# start of Dataset
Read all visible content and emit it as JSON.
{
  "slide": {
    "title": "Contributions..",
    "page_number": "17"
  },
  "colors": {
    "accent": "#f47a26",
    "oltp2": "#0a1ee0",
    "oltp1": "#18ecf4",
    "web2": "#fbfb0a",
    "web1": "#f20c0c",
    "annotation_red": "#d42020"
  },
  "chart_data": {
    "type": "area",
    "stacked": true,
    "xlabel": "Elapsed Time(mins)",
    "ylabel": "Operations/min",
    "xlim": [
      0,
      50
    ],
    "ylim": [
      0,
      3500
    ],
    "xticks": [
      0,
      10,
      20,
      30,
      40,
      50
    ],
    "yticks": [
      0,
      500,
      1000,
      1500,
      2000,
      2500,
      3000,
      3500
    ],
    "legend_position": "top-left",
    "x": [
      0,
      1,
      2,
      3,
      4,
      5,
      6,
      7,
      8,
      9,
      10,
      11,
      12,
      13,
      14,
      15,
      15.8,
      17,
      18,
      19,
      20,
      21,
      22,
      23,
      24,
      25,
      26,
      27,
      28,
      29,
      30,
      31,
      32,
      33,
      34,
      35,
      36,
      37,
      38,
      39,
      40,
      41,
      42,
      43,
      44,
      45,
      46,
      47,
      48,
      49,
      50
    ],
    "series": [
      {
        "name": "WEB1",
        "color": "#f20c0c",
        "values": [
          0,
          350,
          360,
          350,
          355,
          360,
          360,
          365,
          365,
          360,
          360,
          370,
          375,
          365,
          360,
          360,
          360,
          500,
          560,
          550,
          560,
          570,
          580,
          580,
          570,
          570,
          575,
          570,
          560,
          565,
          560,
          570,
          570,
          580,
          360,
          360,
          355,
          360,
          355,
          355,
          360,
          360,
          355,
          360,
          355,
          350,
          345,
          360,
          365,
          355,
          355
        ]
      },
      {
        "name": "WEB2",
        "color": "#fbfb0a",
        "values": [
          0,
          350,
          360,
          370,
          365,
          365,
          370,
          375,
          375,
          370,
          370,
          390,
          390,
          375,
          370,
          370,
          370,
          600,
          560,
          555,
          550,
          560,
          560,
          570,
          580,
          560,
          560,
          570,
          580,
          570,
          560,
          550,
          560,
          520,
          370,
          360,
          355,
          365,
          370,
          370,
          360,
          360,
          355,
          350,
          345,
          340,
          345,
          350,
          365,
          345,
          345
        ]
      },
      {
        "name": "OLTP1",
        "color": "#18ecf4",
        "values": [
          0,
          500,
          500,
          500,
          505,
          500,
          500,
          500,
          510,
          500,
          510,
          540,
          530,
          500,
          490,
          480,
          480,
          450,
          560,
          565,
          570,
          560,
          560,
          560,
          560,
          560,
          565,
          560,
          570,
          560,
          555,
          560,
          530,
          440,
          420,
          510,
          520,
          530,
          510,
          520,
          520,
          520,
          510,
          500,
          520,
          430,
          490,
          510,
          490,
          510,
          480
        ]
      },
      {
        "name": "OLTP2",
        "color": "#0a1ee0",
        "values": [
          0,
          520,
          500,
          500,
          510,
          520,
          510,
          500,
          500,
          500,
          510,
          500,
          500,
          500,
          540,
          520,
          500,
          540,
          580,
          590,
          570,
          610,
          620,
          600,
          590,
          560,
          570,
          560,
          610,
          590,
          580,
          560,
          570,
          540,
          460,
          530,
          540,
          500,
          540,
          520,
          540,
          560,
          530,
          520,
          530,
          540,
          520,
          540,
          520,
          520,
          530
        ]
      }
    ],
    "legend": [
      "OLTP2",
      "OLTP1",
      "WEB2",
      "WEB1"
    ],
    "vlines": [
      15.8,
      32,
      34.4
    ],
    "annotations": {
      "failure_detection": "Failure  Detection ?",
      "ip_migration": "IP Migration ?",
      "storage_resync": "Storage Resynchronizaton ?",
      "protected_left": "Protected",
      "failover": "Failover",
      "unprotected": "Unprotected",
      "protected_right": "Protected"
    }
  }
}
# end of Dataset
## Stated exercise
Quote the entire listing above exactly.

## Result of this exercise
Read all visible content and emit it as JSON.
{
  "slide": {
    "title": "Contributions..",
    "page_number": "17"
  },
  "colors": {
    "accent": "#f47a26",
    "oltp2": "#0a1ee0",
    "oltp1": "#18ecf4",
    "web2": "#fbfb0a",
    "web1": "#f20c0c",
    "annotation_red": "#d42020"
  },
  "chart_data": {
    "type": "area",
    "stacked": true,
    "xlabel": "Elapsed Time(mins)",
    "ylabel": "Operations/min",
    "xlim": [
      0,
      50
    ],
    "ylim": [
      0,
      3500
    ],
    "xticks": [
      0,
      10,
      20,
      30,
      40,
      50
    ],
    "yticks": [
      0,
      500,
      1000,
      1500,
      2000,
      2500,
      3000,
      3500
    ],
    "legend_position": "top-left",
    "x": [
      0,
      1,
      2,
      3,
      4,
      5,
      6,
      7,
      8,
      9,
      10,
      11,
      12,
      13,
      14,
      15,
      15.8,
      17,
      18,
      19,
      20,
      21,
      22,
      23,
      24,
      25,
      26,
      27,
      28,
      29,
      30,
      31,
      32,
      33,
      34,
      35,
      36,
      37,
      38,
      39,
      40,
      41,
      42,
      43,
      44,
      45,
      46,
      47,
      48,
      49,
      50
    ],
    "series": [
      {
        "name": "WEB1",
        "color": "#f20c0c",
        "values": [
          0,
          350,
          360,
          350,
          355,
          360,
          360,
          365,
          365,
          360,
          360,
          370,
          375,
          365,
          360,
          360,
          360,
          500,
          560,
          550,
          560,
          570,
          580,
          580,
          570,
          570,
          575,
          570,
          560,
          565,
          560,
          570,
          570,
          580,
          360,
          360,
          355,
          360,
          355,
          355,
          360,
          360,
          355,
          360,
          355,
          350,
          345,
          360,
          365,
          355,
          355
        ]
      },
      {
        "name": "WEB2",
        "color": "#fbfb0a",
        "values": [
          0,
          350,
          360,
          370,
          365,
          365,
          370,
          375,
          375,
          370,
          370,
          390,
          390,
          375,
          370,
          370,
          370,
          600,
          560,
          555,
          550,
          560,
          560,
          570,
          580,
          560,
          560,
          570,
          580,
          570,
          560,
          550,
          560,
          520,
          370,
          360,
          355,
          365,
          370,
          370,
          360,
          360,
          355,
          350,
          345,
          340,
          345,
          350,
          365,
          345,
          345
        ]
      },
      {
        "name": "OLTP1",
        "color": "#18ecf4",
        "values": [
          0,
          500,
          500,
          500,
          505,
          500,
          500,
          500,
          510,
          500,
          510,
          540,
          530,
          500,
          490,
          480,
          480,
          450,
          560,
          565,
          570,
          560,
          560,
          560,
          560,
          560,
          565,
          560,
          570,
          560,
          555,
          560,
          530,
          440,
          420,
          510,
          520,
          530,
          510,
          520,
          520,
          520,
          510,
          500,
          520,
          430,
          490,
          510,
          490,
          510,
          480
        ]
      },
      {
        "name": "OLTP2",
        "color": "#0a1ee0",
        "values": [
          0,
          520,
          500,
          500,
          510,
          520,
          510,
          500,
          500,
          500,
          510,
          500,
          500,
          500,
          540,
          520,
          500,
          540,
          580,
          590,
          570,
          610,
          620,
          600,
          590,
          560,
          570,
          560,
          610,
          590,
          580,
          560,
          570,
          540,
          460,
          530,
          540,
          500,
          540,
          520,
          540,
          560,
          530,
          520,
          530,
          540,
          520,
          540,
          520,
          520,
          530
        ]
      }
    ],
    "legend": [
      "OLTP2",
      "OLTP1",
      "WEB2",
      "WEB1"
    ],
    "vlines": [
      15.8,
      32,
      34.4
    ],
    "annotations": {
      "failure_detection": "Failure  Detection ?",
      "ip_migration": "IP Migration ?",
      "storage_resync": "Storage Resynchronizaton ?",
      "protected_left": "Protected",
      "failover": "Failover",
      "unprotected": "Unprotected",
      "protected_right": "Protected"
    }
  }
}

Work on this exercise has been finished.